● **What to produce**
Which lines hold the string "SPSS"? Copy every one of them.

● **Material to process**

────────

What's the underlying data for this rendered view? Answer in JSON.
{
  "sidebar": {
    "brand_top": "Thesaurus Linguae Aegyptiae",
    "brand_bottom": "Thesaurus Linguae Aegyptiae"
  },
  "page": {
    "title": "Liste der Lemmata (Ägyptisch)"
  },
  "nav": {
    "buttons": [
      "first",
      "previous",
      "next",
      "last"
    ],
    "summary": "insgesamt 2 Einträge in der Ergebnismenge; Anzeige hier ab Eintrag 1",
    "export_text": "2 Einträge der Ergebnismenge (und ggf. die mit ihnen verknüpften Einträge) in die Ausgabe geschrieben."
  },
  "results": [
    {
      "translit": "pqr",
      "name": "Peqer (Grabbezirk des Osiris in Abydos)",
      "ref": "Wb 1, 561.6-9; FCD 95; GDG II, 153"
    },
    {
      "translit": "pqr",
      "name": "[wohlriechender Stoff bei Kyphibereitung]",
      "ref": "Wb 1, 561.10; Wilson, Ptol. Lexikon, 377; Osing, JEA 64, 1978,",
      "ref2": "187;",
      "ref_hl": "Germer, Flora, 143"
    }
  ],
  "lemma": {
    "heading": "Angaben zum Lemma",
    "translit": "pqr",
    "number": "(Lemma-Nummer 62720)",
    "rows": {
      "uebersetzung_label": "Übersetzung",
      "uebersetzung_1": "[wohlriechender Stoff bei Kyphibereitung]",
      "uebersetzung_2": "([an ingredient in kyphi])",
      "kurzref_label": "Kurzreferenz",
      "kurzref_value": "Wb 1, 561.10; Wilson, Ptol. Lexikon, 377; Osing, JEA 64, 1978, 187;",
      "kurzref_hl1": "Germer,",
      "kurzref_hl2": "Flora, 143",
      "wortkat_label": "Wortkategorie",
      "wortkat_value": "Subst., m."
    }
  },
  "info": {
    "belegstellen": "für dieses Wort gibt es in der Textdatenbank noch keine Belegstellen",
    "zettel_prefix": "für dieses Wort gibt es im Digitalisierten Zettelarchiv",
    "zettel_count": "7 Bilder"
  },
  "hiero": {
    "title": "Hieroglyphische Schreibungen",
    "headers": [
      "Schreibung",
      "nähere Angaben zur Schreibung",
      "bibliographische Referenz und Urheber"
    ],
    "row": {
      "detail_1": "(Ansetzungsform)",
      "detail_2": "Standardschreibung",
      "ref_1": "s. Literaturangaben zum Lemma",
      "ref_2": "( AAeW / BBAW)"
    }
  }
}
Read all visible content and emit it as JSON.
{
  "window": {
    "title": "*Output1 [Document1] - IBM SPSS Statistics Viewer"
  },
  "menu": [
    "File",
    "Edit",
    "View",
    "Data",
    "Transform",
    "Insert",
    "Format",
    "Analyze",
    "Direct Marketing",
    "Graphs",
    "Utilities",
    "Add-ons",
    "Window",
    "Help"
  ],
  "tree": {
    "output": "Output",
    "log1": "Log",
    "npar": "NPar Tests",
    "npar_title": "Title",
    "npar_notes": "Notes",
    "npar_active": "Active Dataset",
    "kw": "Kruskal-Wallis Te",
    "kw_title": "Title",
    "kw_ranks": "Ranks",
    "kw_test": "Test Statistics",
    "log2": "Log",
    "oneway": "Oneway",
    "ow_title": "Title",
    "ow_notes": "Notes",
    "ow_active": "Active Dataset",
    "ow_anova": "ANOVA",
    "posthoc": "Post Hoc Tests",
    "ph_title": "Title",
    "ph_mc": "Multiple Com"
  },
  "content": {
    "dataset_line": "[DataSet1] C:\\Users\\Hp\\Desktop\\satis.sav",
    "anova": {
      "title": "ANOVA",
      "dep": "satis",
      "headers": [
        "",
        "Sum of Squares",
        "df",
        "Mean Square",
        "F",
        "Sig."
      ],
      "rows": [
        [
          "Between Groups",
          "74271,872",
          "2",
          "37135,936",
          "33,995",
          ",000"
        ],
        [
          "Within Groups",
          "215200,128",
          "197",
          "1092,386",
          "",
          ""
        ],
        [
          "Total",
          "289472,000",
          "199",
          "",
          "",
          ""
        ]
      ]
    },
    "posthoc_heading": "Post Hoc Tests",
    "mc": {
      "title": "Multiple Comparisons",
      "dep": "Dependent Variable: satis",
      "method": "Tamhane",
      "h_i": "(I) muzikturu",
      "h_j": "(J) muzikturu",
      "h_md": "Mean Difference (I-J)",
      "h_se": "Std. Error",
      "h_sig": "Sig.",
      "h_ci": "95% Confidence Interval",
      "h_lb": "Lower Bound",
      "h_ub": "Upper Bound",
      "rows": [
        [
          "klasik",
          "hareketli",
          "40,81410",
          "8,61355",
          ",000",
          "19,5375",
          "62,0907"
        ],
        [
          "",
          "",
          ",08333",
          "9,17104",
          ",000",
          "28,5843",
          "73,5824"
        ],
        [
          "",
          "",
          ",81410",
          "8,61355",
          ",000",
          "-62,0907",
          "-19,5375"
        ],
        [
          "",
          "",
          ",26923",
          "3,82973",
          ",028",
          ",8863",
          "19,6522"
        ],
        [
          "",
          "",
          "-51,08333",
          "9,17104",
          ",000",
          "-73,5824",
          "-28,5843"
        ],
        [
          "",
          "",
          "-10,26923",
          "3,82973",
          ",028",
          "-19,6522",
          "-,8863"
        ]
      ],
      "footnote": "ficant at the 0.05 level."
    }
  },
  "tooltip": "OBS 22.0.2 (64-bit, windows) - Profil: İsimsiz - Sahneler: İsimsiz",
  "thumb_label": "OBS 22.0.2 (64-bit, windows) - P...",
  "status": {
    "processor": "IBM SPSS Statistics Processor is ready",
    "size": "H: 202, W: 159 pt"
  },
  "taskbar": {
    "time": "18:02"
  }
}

────────

● **Result of the exercise**
    "title": "*Output1 [Document1] - IBM SPSS Statistics Viewer"
    "processor": "IBM SPSS Statistics Processor is ready",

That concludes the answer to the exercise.